START Quoted text

Now Abel was a keeper of sheep, but Cain was a tiller of the ground. And in the course of time it came to pass that Cain brought an offering of the fruit of the ground to the LORD. Abel also brought of the firstborn of his flock and of their fat. And the LORD respected Abel and his offering, but He did not respect Cain and his offering. And Cain was very angry, and his countenance fell.

 

What’s the difference? One kept sheep, the other tilled the ground. So one was a rancher, the other a farmer. Fair enough. The rancher, that’s Abel, brings an animal for sacrifice. The farmer, that’s Cain, brings crops.

 

No great difference there. But the text says the Lord respected Abel and his offering. But the Lord did not respect Cain and his. Why?

 

One can imagine that if we were somehow able to go back in time and click on a YouTube video of Cain and Abel, both sacrifices would look fine.

 

How hard is it to build a little fire and burn an offering? Yet, Abel stood before the Lord in honor, while Cain stood in shame. What’s the difference? To our eyeballs, everything looks good, the sacrifices both look the same.

 

But they’re not. And here is where our Lord gives us to see how we stand before him. The letter of Hebrews sorts it out for us. Hebrews 11:4:

By faith Abel offered to God a more acceptable sacrifice than Cain, through which he was commended as righteous, God commending him by accepting his gifts. And through his faith, though he died, he still speaks.

 

Now we see the difference between the two sacrifices. Cain and Abel both sacrificed. But Cain offered his sacrifice according to the flesh, Abel offered his according to faith.

 

Cain offered his sacrifice as a work he by which he thought to justify himself; Abel offered his sacrifice as the way God gave him to receive the forgiveness of his sins, that is, as the way God instituted for him to be justified.

 

 

Are we Cain or are we Abel? Is that a bit of a trick question?

 

The question sounds as if I can choose to be like Cain or to be like Abel. That would make it depend on my choosing, on my works. That’s my flesh.

END Quoted text
START Dataset extract

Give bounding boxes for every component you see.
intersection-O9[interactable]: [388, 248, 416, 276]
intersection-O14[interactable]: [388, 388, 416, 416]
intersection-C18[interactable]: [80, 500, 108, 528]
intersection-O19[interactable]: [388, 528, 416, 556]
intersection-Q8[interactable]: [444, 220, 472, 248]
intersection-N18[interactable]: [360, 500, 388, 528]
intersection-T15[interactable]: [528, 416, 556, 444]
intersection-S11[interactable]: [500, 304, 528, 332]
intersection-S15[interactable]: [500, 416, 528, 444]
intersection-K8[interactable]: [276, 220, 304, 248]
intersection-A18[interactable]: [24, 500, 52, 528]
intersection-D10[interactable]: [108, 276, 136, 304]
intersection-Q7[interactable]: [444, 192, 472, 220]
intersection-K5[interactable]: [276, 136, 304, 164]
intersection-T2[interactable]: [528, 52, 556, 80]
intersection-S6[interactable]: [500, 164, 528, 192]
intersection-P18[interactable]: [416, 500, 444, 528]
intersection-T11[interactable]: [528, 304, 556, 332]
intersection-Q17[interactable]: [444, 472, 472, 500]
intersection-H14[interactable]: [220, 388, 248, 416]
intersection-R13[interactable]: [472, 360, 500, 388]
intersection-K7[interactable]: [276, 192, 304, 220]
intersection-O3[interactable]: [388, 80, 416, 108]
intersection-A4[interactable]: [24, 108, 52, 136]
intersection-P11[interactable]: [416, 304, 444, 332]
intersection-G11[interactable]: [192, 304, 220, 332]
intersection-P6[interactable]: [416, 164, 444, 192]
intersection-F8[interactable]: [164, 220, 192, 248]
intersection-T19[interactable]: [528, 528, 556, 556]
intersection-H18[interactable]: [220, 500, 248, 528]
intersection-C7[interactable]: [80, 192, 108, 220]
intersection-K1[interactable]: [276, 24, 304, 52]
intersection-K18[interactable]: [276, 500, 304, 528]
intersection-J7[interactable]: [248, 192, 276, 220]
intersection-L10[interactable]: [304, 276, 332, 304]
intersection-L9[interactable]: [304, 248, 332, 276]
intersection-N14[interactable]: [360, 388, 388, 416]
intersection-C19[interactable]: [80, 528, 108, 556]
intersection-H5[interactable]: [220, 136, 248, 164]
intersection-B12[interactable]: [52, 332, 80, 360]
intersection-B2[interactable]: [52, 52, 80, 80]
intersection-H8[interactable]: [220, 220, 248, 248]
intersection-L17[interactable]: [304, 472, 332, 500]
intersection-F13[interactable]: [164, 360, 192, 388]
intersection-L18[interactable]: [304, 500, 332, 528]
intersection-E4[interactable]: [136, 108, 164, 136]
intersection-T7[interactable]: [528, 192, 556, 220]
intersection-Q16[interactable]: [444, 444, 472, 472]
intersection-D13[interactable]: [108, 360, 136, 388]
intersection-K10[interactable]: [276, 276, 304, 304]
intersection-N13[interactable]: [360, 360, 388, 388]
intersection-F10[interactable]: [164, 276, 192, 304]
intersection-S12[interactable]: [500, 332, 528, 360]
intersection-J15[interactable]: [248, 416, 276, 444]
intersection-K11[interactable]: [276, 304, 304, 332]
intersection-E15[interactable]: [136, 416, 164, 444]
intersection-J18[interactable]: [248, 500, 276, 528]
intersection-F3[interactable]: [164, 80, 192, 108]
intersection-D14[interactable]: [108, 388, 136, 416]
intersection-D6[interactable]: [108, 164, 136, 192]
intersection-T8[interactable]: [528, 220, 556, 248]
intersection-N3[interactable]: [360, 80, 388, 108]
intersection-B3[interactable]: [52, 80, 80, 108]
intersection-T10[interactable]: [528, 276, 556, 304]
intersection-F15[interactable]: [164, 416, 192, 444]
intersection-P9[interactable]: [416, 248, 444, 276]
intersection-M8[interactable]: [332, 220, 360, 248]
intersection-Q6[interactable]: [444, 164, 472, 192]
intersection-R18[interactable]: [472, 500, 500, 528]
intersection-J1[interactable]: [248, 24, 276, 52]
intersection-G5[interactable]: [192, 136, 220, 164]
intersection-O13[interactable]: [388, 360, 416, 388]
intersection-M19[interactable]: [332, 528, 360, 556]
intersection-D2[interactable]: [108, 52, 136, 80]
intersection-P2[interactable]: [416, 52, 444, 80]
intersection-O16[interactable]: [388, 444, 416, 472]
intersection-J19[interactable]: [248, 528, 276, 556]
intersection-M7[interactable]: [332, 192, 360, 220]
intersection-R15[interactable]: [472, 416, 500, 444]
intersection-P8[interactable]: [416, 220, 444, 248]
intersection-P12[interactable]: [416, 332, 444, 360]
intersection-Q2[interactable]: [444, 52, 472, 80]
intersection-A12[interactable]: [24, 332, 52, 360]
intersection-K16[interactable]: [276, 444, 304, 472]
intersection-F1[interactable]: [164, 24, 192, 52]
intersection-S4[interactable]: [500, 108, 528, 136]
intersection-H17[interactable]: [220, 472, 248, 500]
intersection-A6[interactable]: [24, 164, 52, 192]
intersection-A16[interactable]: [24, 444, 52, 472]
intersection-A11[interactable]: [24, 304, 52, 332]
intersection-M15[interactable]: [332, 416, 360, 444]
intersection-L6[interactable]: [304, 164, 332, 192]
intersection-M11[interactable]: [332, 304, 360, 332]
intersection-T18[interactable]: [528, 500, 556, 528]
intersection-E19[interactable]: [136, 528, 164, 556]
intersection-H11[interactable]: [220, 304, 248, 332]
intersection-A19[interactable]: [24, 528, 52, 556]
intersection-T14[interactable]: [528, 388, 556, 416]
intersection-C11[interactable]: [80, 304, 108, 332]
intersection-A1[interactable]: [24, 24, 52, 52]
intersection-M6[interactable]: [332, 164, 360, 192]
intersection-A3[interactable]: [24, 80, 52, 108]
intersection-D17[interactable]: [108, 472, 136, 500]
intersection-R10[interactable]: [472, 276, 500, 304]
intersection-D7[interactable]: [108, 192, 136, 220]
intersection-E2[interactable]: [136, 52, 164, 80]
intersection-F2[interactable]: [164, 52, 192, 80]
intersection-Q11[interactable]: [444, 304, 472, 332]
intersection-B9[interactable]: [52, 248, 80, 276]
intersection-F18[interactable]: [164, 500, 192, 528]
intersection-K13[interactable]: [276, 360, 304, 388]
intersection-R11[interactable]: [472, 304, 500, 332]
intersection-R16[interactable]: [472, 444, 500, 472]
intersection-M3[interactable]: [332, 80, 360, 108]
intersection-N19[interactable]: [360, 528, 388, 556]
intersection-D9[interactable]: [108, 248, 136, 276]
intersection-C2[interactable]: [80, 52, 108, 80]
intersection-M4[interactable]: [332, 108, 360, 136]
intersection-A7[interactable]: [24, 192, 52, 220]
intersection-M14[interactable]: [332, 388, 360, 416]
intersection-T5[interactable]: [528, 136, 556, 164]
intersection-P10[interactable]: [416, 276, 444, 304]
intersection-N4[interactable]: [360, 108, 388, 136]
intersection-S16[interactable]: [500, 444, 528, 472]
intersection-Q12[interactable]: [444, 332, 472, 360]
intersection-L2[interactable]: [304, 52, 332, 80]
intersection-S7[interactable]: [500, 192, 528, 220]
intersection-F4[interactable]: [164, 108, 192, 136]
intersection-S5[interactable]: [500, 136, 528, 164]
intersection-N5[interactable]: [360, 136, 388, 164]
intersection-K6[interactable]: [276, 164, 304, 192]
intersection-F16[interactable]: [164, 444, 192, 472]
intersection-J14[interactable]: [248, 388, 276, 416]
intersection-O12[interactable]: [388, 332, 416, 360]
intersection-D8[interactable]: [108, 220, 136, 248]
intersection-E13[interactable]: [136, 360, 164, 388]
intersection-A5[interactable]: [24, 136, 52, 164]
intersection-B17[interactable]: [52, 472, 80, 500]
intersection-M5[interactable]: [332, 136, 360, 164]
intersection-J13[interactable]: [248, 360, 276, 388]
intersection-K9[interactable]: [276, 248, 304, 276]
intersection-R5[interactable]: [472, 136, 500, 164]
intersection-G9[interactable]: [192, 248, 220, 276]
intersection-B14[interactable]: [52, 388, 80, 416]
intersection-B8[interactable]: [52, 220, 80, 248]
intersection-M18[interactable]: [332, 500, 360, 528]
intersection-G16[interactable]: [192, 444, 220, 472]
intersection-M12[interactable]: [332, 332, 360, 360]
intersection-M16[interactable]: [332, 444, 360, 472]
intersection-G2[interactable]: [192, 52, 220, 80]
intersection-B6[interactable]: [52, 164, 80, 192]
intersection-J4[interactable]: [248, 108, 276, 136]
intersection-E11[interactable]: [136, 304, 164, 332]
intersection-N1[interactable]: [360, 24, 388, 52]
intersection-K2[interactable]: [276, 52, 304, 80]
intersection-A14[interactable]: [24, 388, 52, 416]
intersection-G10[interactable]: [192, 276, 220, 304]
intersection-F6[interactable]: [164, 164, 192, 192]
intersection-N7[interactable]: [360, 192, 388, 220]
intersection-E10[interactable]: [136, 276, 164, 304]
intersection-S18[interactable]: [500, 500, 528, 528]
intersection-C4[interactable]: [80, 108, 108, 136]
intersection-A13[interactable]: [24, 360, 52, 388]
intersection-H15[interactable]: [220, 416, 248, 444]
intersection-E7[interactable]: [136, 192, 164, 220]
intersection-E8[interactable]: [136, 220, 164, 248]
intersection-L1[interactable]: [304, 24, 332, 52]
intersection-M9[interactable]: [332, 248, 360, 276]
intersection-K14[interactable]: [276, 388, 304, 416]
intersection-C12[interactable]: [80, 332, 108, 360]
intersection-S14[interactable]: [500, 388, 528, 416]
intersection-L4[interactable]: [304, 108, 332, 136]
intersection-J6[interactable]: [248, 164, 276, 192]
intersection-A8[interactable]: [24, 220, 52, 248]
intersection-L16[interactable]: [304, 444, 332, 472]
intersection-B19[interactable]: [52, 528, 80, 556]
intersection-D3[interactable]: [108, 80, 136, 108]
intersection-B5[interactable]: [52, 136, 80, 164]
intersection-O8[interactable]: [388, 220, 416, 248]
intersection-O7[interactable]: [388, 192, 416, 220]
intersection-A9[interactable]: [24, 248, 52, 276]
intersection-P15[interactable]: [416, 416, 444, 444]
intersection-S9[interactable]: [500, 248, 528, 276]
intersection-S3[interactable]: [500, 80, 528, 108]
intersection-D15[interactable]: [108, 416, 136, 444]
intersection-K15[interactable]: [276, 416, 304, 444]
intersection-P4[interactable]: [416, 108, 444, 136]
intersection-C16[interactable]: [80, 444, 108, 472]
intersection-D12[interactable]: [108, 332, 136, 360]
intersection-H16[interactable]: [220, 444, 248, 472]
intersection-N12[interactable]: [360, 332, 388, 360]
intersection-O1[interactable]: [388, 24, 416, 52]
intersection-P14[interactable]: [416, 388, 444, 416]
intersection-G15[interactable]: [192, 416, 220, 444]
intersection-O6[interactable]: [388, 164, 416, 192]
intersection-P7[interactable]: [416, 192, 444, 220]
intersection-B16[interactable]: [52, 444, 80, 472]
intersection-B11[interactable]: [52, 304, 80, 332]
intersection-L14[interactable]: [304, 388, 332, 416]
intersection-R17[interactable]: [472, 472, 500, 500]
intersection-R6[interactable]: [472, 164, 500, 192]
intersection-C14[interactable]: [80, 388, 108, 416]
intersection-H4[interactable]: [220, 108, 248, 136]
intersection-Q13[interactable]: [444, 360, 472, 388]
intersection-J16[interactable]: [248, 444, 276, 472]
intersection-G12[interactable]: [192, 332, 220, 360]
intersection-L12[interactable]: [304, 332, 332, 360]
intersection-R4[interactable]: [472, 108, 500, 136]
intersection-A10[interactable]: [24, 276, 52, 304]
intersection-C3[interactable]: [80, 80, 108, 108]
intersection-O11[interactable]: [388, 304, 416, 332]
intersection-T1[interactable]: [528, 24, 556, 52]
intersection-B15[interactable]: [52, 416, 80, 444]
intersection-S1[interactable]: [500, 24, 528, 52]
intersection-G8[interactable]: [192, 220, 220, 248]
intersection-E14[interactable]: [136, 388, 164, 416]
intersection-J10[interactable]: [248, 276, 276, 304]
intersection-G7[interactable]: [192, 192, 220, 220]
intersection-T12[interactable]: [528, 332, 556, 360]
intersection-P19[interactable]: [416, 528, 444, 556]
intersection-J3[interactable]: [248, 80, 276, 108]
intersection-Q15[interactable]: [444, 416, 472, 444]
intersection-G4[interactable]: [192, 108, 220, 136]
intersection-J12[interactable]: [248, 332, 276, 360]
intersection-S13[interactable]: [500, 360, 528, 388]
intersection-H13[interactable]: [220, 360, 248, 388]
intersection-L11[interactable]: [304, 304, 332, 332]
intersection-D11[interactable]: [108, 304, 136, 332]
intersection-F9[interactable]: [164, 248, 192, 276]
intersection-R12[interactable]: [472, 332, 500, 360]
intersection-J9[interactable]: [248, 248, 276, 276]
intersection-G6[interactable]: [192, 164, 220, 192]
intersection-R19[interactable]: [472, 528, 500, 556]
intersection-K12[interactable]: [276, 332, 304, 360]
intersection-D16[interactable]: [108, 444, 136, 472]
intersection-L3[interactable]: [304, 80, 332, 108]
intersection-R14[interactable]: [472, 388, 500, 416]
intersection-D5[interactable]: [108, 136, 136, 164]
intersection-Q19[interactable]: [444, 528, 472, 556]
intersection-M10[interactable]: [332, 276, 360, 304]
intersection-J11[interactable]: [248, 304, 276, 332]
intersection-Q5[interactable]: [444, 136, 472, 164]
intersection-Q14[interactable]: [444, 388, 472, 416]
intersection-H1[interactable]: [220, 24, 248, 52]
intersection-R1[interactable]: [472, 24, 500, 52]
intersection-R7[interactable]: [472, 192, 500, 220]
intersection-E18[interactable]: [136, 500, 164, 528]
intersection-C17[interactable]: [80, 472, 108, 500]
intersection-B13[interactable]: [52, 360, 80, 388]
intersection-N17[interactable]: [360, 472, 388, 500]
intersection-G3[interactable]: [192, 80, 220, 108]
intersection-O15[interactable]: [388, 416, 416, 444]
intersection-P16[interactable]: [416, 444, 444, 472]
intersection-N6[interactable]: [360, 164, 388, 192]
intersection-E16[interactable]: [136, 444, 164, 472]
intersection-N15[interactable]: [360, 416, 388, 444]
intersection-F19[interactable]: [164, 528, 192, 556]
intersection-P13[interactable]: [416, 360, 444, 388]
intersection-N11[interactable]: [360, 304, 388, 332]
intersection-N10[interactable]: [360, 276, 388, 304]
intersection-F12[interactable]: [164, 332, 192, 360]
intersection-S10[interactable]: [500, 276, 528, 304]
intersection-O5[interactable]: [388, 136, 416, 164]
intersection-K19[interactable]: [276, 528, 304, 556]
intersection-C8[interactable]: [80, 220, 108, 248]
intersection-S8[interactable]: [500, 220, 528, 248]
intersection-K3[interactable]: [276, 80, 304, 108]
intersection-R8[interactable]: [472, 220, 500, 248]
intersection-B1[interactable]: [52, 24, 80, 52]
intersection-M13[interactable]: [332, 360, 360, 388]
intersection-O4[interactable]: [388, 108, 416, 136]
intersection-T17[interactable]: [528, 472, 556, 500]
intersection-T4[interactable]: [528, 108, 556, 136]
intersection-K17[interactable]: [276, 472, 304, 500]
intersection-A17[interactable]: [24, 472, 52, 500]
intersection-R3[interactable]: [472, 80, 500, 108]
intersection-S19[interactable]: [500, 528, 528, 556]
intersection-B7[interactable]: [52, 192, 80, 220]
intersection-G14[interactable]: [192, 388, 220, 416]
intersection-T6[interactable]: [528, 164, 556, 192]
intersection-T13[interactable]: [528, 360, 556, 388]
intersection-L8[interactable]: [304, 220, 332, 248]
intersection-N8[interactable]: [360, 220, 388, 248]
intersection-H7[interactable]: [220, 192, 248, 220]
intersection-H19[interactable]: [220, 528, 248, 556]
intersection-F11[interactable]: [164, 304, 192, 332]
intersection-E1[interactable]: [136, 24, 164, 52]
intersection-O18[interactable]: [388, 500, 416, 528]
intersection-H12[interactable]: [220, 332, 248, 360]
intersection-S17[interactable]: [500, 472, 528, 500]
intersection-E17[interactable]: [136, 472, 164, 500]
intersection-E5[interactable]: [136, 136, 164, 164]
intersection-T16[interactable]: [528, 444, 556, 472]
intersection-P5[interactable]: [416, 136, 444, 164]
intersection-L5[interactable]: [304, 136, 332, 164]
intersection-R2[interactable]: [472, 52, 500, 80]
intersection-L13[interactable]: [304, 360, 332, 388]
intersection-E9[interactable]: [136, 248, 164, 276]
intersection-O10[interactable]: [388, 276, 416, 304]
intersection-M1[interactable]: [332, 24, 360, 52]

END Dataset extract

## Required task A
Answer these questions about the sermon on Cain and Abel:
(i) What did Cain bring as his offering?
(ii) Which letter does the sermon quote to explain the difference between the two sacrifices?
(iii) According to the sermon, how did Cain offer his sacrifice, and how did Abel offer his?
## Required task B
Do these statements agree with the sermon on Cain and Abel? Answer yes or no for each, and quote the words from the sermon that decide it.
(i) Abel was the farmer of the two brothers.
(ii) On a video, both sacrifices would look fine.
(iii) Cain was pleased when his offering was not respected.
The records have nothing to do with the text.

## Written answer A
(i) He brought an offering of the fruit of the ground, or crops.
(ii) The letter of Hebrews, Hebrews 11:4.
(iii) Cain offered his according to the flesh, and Abel offered his according to faith.

## Written answer B
(i) No: "The rancher, that’s Abel, brings an animal for sacrifice."
(ii) Yes: "both sacrifices would look fine."
(iii) No: "And Cain was very angry, and his countenance fell."